TASK TO CARRY OUT:
Filter the listing and keep only the lines with the word "beautiful".

=====

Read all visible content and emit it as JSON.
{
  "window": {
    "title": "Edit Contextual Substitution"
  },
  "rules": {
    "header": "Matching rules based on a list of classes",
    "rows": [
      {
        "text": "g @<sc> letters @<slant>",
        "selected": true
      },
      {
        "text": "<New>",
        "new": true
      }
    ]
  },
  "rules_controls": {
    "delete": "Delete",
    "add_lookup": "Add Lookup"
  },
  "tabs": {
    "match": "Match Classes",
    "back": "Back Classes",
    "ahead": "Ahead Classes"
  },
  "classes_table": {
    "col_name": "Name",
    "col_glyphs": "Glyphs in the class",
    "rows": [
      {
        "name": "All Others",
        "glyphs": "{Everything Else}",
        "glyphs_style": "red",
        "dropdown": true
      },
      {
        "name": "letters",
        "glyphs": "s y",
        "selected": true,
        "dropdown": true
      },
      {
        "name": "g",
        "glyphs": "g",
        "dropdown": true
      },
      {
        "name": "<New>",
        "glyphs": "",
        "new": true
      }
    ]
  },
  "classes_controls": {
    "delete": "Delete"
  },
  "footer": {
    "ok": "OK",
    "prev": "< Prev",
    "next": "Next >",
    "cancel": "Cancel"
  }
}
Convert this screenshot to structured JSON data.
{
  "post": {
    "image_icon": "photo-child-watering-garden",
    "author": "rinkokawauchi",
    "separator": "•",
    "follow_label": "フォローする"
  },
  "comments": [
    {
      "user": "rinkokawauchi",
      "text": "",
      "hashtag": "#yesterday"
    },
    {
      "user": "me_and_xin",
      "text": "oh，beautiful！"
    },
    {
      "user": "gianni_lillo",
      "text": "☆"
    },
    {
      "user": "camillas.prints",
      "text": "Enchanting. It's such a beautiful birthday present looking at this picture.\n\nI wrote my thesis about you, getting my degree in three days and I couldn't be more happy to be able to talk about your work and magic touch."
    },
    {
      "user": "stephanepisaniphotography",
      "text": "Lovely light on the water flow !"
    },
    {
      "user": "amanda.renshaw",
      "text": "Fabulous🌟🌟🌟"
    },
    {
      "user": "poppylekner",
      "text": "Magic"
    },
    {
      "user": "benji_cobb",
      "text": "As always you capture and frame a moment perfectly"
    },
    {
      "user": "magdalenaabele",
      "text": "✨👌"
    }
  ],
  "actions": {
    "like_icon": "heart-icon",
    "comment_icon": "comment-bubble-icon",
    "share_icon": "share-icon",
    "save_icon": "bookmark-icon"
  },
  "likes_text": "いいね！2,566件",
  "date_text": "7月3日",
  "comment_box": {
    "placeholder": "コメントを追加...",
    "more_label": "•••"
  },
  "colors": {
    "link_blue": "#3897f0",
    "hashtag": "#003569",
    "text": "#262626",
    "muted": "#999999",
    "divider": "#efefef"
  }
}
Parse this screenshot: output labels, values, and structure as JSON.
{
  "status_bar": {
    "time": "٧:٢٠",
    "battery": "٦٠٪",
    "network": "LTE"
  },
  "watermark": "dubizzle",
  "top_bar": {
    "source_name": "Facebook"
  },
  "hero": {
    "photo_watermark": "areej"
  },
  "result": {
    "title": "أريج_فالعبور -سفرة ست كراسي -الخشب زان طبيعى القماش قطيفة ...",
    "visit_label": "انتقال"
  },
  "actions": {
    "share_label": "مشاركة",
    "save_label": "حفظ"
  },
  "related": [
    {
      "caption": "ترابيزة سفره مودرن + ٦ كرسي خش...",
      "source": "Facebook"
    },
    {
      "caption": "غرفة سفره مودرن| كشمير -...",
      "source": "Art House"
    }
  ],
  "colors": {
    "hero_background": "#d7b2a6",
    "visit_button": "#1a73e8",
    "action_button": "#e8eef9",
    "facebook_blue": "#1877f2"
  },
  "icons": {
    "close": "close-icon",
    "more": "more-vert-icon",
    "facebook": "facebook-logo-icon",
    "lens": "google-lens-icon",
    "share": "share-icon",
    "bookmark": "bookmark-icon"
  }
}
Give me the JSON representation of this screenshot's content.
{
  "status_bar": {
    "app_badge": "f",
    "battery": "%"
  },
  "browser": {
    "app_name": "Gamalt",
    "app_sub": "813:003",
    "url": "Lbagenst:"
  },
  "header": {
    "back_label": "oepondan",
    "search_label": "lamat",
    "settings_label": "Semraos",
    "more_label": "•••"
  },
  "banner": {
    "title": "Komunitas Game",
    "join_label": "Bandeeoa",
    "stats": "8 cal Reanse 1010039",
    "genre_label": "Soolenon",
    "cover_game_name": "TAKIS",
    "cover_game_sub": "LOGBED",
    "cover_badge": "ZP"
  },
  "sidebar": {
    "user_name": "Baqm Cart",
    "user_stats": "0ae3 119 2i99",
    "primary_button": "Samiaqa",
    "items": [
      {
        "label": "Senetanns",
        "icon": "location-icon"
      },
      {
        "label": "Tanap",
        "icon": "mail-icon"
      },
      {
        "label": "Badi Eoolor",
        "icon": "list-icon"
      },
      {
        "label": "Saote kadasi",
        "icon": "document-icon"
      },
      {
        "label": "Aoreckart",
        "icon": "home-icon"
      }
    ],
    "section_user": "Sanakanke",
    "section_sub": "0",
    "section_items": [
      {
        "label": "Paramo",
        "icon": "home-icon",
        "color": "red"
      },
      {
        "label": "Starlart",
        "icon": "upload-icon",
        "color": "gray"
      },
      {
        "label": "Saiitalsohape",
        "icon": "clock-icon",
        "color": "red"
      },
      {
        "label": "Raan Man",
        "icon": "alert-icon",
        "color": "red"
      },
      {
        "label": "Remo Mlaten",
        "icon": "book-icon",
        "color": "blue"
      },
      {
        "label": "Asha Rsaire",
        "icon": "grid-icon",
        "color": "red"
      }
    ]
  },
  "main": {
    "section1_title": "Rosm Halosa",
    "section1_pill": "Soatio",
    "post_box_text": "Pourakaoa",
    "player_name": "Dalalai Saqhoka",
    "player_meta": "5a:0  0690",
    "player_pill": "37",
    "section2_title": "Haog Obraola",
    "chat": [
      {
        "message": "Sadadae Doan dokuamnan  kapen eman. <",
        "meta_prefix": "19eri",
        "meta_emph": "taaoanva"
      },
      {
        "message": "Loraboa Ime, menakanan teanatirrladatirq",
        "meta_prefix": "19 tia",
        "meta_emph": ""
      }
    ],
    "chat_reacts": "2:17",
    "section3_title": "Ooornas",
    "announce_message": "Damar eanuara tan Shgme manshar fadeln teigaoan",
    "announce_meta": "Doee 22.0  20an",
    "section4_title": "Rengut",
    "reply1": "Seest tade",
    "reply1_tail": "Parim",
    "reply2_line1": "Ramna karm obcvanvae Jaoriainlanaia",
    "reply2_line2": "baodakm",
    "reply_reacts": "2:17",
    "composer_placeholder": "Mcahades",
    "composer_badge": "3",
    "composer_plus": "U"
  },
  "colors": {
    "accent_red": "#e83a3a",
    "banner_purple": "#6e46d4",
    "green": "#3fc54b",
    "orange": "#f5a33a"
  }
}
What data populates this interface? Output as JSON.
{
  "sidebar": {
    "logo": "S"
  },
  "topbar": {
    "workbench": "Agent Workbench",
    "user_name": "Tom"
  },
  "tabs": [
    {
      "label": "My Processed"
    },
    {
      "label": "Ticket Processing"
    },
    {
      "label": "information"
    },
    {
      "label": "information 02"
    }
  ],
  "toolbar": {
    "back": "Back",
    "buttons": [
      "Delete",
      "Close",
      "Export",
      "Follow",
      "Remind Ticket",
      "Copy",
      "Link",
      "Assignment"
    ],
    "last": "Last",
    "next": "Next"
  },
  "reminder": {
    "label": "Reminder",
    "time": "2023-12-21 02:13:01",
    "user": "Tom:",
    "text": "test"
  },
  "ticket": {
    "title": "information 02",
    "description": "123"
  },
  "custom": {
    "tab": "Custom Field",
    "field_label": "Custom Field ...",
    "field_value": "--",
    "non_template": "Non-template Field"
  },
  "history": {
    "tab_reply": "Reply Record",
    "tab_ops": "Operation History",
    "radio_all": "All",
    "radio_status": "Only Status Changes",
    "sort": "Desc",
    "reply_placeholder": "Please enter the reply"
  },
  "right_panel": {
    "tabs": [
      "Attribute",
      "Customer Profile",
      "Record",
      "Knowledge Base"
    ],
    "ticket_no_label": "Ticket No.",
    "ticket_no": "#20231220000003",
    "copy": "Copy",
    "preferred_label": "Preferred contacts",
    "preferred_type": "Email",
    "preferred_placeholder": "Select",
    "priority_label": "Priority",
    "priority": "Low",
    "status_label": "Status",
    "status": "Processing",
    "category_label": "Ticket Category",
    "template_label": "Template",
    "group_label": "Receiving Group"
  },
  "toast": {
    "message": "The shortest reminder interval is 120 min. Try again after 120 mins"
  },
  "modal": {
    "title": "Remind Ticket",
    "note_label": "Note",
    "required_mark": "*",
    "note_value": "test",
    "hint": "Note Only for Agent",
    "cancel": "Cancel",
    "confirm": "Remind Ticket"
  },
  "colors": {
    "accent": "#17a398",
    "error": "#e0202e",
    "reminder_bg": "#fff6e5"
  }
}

=====

FINAL RESULT:
      "text": "oh，beautiful！"
      "text": "Enchanting. It's such a beautiful birthday present looking at this picture.\n\nI wrote my thesis about you, getting my degree in three days and I couldn't be more happy to be able to talk about your work and magic touch."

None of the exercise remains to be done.